Start
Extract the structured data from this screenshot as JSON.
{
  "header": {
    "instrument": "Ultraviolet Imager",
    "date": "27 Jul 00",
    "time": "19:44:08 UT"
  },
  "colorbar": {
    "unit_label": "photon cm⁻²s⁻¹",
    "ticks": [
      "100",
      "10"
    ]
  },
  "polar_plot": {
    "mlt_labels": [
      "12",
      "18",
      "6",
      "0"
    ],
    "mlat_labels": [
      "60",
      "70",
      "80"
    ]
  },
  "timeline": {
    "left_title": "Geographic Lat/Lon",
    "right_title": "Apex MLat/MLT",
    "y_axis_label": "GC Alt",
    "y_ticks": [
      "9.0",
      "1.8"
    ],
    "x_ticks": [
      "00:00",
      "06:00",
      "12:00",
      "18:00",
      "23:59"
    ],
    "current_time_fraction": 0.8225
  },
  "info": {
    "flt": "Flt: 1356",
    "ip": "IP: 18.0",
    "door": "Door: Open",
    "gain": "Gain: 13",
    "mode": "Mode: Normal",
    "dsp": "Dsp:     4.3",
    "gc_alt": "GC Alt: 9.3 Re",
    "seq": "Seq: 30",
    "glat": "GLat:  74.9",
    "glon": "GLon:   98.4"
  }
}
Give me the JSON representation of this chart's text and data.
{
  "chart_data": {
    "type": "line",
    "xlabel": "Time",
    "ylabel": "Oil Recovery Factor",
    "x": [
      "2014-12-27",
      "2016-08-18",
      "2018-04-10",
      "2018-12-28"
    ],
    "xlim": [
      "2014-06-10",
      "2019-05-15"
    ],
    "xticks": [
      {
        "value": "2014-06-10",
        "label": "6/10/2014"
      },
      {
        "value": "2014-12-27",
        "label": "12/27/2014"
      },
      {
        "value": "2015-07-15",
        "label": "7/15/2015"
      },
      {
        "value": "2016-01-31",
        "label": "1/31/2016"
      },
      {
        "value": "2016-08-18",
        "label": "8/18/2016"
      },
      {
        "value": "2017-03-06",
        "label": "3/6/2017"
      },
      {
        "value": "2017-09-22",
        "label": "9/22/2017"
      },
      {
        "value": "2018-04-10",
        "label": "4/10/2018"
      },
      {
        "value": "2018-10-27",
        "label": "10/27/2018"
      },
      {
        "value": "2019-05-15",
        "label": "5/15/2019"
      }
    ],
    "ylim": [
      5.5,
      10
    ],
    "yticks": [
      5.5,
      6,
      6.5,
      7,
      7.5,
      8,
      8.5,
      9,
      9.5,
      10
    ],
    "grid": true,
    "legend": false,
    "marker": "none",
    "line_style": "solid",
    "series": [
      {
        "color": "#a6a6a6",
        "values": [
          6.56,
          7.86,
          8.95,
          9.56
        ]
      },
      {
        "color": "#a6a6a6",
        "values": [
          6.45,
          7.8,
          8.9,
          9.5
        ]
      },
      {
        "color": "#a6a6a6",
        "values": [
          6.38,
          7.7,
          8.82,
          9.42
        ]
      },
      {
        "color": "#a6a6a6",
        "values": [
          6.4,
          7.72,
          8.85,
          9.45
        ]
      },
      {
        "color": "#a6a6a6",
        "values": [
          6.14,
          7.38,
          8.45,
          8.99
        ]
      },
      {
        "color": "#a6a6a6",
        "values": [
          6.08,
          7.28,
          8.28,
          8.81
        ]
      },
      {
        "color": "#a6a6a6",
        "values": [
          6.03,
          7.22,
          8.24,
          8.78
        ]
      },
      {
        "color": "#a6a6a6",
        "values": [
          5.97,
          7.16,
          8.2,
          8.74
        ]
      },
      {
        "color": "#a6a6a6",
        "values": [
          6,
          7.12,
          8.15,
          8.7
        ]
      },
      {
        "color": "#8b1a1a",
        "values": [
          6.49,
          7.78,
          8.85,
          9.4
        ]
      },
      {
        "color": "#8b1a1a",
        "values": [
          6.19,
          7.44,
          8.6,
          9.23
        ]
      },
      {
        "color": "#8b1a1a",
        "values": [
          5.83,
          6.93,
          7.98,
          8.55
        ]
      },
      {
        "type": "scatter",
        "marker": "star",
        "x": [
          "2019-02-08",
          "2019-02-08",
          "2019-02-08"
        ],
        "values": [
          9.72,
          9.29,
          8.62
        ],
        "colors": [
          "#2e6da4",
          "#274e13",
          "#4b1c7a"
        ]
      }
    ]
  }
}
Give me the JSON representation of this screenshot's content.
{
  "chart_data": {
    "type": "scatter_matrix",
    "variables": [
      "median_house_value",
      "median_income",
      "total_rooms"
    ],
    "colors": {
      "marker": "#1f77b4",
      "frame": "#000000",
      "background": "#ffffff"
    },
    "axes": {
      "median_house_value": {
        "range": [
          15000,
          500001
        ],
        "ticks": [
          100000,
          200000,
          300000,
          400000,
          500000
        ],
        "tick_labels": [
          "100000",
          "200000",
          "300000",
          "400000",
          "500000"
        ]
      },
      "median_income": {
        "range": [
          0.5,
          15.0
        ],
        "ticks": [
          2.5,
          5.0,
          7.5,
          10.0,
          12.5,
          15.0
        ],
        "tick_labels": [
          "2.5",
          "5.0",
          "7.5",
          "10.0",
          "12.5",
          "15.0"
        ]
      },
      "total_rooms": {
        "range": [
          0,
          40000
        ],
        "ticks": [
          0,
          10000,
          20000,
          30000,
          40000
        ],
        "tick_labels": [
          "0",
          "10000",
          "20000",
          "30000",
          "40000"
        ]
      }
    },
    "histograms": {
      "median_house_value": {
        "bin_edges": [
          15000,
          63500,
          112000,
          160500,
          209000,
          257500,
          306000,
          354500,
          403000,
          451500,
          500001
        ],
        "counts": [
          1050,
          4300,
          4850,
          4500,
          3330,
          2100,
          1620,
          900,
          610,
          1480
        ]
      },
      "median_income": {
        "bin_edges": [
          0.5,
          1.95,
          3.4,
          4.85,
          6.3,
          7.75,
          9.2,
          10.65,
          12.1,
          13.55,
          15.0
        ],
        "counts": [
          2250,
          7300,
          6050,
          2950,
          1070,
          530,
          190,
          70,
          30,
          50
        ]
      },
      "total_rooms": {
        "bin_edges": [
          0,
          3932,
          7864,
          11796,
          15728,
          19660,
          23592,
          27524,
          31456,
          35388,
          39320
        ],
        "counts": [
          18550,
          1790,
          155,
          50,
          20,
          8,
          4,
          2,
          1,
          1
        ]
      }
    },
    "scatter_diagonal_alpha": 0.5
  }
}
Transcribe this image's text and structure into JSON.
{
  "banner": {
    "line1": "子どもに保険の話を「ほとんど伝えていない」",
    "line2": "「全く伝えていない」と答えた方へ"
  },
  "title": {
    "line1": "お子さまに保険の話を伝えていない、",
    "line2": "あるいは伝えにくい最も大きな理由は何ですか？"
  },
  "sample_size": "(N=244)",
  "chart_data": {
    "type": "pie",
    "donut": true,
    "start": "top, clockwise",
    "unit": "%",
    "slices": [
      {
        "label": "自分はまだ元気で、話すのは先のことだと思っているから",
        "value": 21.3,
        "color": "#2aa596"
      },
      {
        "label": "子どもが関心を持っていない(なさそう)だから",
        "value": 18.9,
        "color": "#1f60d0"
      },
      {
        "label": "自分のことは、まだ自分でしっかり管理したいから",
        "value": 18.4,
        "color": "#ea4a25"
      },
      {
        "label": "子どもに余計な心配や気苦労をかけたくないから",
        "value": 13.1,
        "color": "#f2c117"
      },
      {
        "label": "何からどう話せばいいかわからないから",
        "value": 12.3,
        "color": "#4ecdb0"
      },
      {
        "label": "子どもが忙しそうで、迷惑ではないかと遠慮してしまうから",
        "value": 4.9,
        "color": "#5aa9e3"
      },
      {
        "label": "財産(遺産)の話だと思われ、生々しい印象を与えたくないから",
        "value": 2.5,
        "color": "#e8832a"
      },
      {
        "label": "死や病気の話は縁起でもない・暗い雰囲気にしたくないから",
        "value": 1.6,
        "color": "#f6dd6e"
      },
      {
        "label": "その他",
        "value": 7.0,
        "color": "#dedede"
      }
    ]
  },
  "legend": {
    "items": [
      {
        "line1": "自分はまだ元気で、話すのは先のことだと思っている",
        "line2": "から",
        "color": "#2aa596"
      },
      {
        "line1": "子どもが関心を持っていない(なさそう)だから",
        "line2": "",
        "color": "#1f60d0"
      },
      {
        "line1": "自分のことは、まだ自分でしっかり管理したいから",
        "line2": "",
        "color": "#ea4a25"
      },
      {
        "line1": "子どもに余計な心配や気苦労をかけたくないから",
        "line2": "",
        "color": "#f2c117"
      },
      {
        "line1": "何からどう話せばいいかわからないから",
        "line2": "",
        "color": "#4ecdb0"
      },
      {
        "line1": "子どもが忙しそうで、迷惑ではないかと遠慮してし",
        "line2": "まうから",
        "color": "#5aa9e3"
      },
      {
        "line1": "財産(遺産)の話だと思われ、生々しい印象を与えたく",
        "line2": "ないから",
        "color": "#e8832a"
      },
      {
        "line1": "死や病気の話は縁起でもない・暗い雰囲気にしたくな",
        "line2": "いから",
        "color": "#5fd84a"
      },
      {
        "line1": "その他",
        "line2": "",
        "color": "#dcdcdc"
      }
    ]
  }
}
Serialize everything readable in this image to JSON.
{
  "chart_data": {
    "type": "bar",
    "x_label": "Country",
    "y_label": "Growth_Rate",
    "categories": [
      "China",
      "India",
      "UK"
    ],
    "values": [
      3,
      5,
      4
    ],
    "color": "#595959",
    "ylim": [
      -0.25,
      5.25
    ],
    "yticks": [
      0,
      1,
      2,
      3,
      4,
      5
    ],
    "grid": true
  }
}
End
Exercise objective
Extract all lines containing the word "子どもが忙しそうで".

Solution for this problem
        "label": "子どもが忙しそうで、迷惑ではないかと遠慮してしまうから",
        "line1": "子どもが忙しそうで、迷惑ではないかと遠慮してし",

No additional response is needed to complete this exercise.